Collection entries
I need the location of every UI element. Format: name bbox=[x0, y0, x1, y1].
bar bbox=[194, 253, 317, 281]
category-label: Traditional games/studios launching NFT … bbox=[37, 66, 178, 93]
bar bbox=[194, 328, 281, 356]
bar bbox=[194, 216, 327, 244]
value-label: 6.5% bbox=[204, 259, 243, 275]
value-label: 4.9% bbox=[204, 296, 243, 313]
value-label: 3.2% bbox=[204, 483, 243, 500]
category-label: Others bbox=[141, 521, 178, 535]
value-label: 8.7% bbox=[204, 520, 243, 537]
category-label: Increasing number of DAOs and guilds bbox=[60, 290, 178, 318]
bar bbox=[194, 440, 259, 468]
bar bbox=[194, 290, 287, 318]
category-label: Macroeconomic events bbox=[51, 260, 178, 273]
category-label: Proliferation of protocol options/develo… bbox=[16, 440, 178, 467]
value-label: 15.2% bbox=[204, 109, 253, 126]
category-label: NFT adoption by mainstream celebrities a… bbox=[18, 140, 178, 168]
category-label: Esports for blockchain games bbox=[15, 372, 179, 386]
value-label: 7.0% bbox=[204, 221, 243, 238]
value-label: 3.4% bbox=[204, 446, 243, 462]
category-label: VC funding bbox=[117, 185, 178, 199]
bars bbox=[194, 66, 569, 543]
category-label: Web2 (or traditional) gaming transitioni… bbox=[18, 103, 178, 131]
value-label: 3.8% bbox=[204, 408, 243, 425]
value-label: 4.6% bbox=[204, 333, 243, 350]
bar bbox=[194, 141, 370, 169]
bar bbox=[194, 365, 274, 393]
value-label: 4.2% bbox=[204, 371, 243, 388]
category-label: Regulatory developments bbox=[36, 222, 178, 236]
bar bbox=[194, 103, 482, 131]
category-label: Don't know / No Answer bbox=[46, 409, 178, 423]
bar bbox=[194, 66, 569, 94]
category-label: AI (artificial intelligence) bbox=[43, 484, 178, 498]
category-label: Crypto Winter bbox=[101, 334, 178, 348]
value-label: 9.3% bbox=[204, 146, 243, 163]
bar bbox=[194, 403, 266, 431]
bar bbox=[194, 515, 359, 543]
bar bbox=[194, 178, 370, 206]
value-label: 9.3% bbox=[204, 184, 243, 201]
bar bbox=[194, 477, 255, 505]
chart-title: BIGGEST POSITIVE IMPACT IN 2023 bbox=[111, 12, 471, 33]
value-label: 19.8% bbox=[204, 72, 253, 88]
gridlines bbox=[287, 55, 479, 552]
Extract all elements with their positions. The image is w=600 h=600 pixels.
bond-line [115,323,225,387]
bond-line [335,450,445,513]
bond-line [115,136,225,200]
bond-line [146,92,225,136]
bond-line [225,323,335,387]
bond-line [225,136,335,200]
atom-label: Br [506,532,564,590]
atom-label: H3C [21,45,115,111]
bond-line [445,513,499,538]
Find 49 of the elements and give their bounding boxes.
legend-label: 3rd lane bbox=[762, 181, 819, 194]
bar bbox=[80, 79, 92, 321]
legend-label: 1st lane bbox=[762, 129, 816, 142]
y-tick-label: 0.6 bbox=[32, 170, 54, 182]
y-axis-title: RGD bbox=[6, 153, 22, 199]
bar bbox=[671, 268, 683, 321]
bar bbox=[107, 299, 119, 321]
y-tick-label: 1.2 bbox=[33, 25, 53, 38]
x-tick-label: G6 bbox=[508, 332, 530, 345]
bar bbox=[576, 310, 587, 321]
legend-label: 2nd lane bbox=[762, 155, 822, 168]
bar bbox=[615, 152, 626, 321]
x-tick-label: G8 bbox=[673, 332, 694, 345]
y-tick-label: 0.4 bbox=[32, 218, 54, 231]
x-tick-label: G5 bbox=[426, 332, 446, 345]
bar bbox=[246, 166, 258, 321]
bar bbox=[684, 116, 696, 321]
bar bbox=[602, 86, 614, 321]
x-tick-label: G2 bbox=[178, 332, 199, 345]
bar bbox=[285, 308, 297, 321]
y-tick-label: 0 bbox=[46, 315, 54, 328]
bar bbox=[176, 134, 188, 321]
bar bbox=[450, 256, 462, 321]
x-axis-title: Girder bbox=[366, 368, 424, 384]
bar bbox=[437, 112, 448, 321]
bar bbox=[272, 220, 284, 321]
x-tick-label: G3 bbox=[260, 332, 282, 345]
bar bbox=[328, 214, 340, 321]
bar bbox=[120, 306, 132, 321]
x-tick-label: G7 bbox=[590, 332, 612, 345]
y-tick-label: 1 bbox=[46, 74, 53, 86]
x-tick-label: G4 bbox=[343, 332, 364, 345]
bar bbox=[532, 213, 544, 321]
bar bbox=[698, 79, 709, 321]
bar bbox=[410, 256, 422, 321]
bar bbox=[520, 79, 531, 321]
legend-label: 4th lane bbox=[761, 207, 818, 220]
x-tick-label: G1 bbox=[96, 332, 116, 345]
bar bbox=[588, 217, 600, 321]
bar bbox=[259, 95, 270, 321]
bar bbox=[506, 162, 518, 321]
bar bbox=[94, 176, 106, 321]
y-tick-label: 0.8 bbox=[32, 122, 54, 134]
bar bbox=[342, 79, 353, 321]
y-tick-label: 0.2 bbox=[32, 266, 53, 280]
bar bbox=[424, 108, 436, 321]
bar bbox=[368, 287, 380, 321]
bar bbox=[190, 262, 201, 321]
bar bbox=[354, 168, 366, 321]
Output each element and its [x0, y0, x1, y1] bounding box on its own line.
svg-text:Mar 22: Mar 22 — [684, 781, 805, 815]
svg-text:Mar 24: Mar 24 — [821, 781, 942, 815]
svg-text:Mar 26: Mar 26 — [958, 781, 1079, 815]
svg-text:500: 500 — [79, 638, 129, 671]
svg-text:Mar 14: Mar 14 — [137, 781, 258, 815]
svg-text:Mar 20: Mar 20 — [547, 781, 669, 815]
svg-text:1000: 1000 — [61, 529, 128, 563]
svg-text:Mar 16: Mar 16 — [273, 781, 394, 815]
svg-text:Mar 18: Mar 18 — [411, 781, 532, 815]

Task requirements: Reproduce every one of the records above word for word, from the first line to the last.

Output of the exercise:
I need the location of every UI element. Format: name bbox=[x0, y0, x1, y1].
bar bbox=[194, 253, 317, 281]
category-label: Traditional games/studios launching NFT … bbox=[37, 66, 178, 93]
bar bbox=[194, 328, 281, 356]
bar bbox=[194, 216, 327, 244]
value-label: 6.5% bbox=[204, 259, 243, 275]
value-label: 4.9% bbox=[204, 296, 243, 313]
value-label: 3.2% bbox=[204, 483, 243, 500]
category-label: Others bbox=[141, 521, 178, 535]
value-label: 8.7% bbox=[204, 520, 243, 537]
category-label: Increasing number of DAOs and guilds bbox=[60, 290, 178, 318]
bar bbox=[194, 440, 259, 468]
bar bbox=[194, 290, 287, 318]
category-label: Macroeconomic events bbox=[51, 260, 178, 273]
category-label: Proliferation of protocol options/develo… bbox=[16, 440, 178, 467]
value-label: 15.2% bbox=[204, 109, 253, 126]
category-label: NFT adoption by mainstream celebrities a… bbox=[18, 140, 178, 168]
category-label: Esports for blockchain games bbox=[15, 372, 179, 386]
value-label: 7.0% bbox=[204, 221, 243, 238]
value-label: 3.4% bbox=[204, 446, 243, 462]
category-label: VC funding bbox=[117, 185, 178, 199]
bars bbox=[194, 66, 569, 543]
category-label: Web2 (or traditional) gaming transitioni… bbox=[18, 103, 178, 131]
value-label: 3.8% bbox=[204, 408, 243, 425]
value-label: 4.6% bbox=[204, 333, 243, 350]
bar bbox=[194, 141, 370, 169]
bar bbox=[194, 365, 274, 393]
value-label: 4.2% bbox=[204, 371, 243, 388]
category-label: Regulatory developments bbox=[36, 222, 178, 236]
bar bbox=[194, 103, 482, 131]
category-label: Don't know / No Answer bbox=[46, 409, 178, 423]
bar bbox=[194, 66, 569, 94]
category-label: AI (artificial intelligence) bbox=[43, 484, 178, 498]
category-label: Crypto Winter bbox=[101, 334, 178, 348]
value-label: 9.3% bbox=[204, 146, 243, 163]
bar bbox=[194, 403, 266, 431]
bar bbox=[194, 515, 359, 543]
bar bbox=[194, 178, 370, 206]
value-label: 9.3% bbox=[204, 184, 243, 201]
bar bbox=[194, 477, 255, 505]
chart-title: BIGGEST POSITIVE IMPACT IN 2023 bbox=[111, 12, 471, 33]
value-label: 19.8% bbox=[204, 72, 253, 88]
gridlines bbox=[287, 55, 479, 552]
Extract all elements with their positions. The image is w=600 h=600 pixels.
bond-line [115,323,225,387]
bond-line [335,450,445,513]
bond-line [115,136,225,200]
bond-line [146,92,225,136]
bond-line [225,323,335,387]
bond-line [225,136,335,200]
atom-label: Br [506,532,564,590]
atom-label: H3C [21,45,115,111]
bond-line [445,513,499,538]
Find 49 of the elements and give their bounding boxes.
legend-label: 3rd lane bbox=[762, 181, 819, 194]
bar bbox=[80, 79, 92, 321]
legend-label: 1st lane bbox=[762, 129, 816, 142]
y-tick-label: 0.6 bbox=[32, 170, 54, 182]
y-axis-title: RGD bbox=[6, 153, 22, 199]
bar bbox=[671, 268, 683, 321]
bar bbox=[107, 299, 119, 321]
y-tick-label: 1.2 bbox=[33, 25, 53, 38]
x-tick-label: G6 bbox=[508, 332, 530, 345]
bar bbox=[576, 310, 587, 321]
legend-label: 2nd lane bbox=[762, 155, 822, 168]
bar bbox=[615, 152, 626, 321]
x-tick-label: G8 bbox=[673, 332, 694, 345]
y-tick-label: 0.4 bbox=[32, 218, 54, 231]
x-tick-label: G5 bbox=[426, 332, 446, 345]
bar bbox=[246, 166, 258, 321]
bar bbox=[684, 116, 696, 321]
bar bbox=[602, 86, 614, 321]
x-tick-label: G2 bbox=[178, 332, 199, 345]
bar bbox=[285, 308, 297, 321]
y-tick-label: 0 bbox=[46, 315, 54, 328]
bar bbox=[176, 134, 188, 321]
bar bbox=[450, 256, 462, 321]
x-axis-title: Girder bbox=[366, 368, 424, 384]
bar bbox=[437, 112, 448, 321]
bar bbox=[272, 220, 284, 321]
x-tick-label: G3 bbox=[260, 332, 282, 345]
bar bbox=[328, 214, 340, 321]
bar bbox=[120, 306, 132, 321]
x-tick-label: G7 bbox=[590, 332, 612, 345]
y-tick-label: 1 bbox=[46, 74, 53, 86]
x-tick-label: G4 bbox=[343, 332, 364, 345]
bar bbox=[532, 213, 544, 321]
bar bbox=[698, 79, 709, 321]
bar bbox=[410, 256, 422, 321]
bar bbox=[520, 79, 531, 321]
legend-label: 4th lane bbox=[761, 207, 818, 220]
x-tick-label: G1 bbox=[96, 332, 116, 345]
bar bbox=[588, 217, 600, 321]
bar bbox=[259, 95, 270, 321]
bar bbox=[506, 162, 518, 321]
bar bbox=[94, 176, 106, 321]
y-tick-label: 0.8 bbox=[32, 122, 54, 134]
bar bbox=[342, 79, 353, 321]
y-tick-label: 0.2 bbox=[32, 266, 53, 280]
bar bbox=[424, 108, 436, 321]
bar bbox=[368, 287, 380, 321]
bar bbox=[190, 262, 201, 321]
bar bbox=[354, 168, 366, 321]
Output each element and its [x0, y0, x1, y1] bounding box on its own line.
svg-text:Mar 22: Mar 22 — [684, 781, 805, 815]
svg-text:Mar 24: Mar 24 — [821, 781, 942, 815]
svg-text:Mar 26: Mar 26 — [958, 781, 1079, 815]
svg-text:500: 500 — [79, 638, 129, 671]
svg-text:Mar 14: Mar 14 — [137, 781, 258, 815]
svg-text:Mar 20: Mar 20 — [547, 781, 669, 815]
svg-text:1000: 1000 — [61, 529, 128, 563]
svg-text:Mar 16: Mar 16 — [273, 781, 394, 815]
svg-text:Mar 18: Mar 18 — [411, 781, 532, 815]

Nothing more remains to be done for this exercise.